** Start Records for processing **

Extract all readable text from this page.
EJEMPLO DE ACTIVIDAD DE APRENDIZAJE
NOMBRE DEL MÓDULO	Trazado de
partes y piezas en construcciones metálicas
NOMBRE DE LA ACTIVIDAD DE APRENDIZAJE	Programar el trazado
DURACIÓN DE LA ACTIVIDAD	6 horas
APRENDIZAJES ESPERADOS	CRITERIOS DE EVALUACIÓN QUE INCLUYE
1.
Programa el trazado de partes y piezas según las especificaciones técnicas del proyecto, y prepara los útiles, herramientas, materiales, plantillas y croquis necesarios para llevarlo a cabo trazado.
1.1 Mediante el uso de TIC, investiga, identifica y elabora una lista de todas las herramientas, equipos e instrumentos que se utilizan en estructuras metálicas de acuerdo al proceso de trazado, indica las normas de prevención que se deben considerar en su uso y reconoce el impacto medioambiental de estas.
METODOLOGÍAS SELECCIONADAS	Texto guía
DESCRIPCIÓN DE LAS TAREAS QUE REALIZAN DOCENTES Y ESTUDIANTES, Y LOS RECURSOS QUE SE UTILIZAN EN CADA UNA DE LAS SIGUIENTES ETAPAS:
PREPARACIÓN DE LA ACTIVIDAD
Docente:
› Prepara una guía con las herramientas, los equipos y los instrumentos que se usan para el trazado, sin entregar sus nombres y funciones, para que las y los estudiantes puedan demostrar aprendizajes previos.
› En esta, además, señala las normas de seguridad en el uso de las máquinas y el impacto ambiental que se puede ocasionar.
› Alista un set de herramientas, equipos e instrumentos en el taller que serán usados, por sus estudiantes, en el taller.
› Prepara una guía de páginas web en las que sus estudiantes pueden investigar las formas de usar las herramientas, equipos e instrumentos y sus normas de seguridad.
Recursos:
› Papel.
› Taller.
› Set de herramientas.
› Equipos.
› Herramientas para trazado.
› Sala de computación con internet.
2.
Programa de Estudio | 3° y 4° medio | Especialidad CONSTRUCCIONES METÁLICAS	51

** End Records for processing **

Requirements:
Set every line of the listing down word for word.

Response for this exercise:
Extract all readable text from this page.
EJEMPLO DE ACTIVIDAD DE APRENDIZAJE
NOMBRE DEL MÓDULO	Trazado de
partes y piezas en construcciones metálicas
NOMBRE DE LA ACTIVIDAD DE APRENDIZAJE	Programar el trazado
DURACIÓN DE LA ACTIVIDAD	6 horas
APRENDIZAJES ESPERADOS	CRITERIOS DE EVALUACIÓN QUE INCLUYE
1.
Programa el trazado de partes y piezas según las especificaciones técnicas del proyecto, y prepara los útiles, herramientas, materiales, plantillas y croquis necesarios para llevarlo a cabo trazado.
1.1 Mediante el uso de TIC, investiga, identifica y elabora una lista de todas las herramientas, equipos e instrumentos que se utilizan en estructuras metálicas de acuerdo al proceso de trazado, indica las normas de prevención que se deben considerar en su uso y reconoce el impacto medioambiental de estas.
METODOLOGÍAS SELECCIONADAS	Texto guía
DESCRIPCIÓN DE LAS TAREAS QUE REALIZAN DOCENTES Y ESTUDIANTES, Y LOS RECURSOS QUE SE UTILIZAN EN CADA UNA DE LAS SIGUIENTES ETAPAS:
PREPARACIÓN DE LA ACTIVIDAD
Docente:
› Prepara una guía con las herramientas, los equipos y los instrumentos que se usan para el trazado, sin entregar sus nombres y funciones, para que las y los estudiantes puedan demostrar aprendizajes previos.
› En esta, además, señala las normas de seguridad en el uso de las máquinas y el impacto ambiental que se puede ocasionar.
› Alista un set de herramientas, equipos e instrumentos en el taller que serán usados, por sus estudiantes, en el taller.
› Prepara una guía de páginas web en las que sus estudiantes pueden investigar las formas de usar las herramientas, equipos e instrumentos y sus normas de seguridad.
Recursos:
› Papel.
› Taller.
› Set de herramientas.
› Equipos.
› Herramientas para trazado.
› Sala de computación con internet.
2.
Programa de Estudio | 3° y 4° medio | Especialidad CONSTRUCCIONES METÁLICAS	51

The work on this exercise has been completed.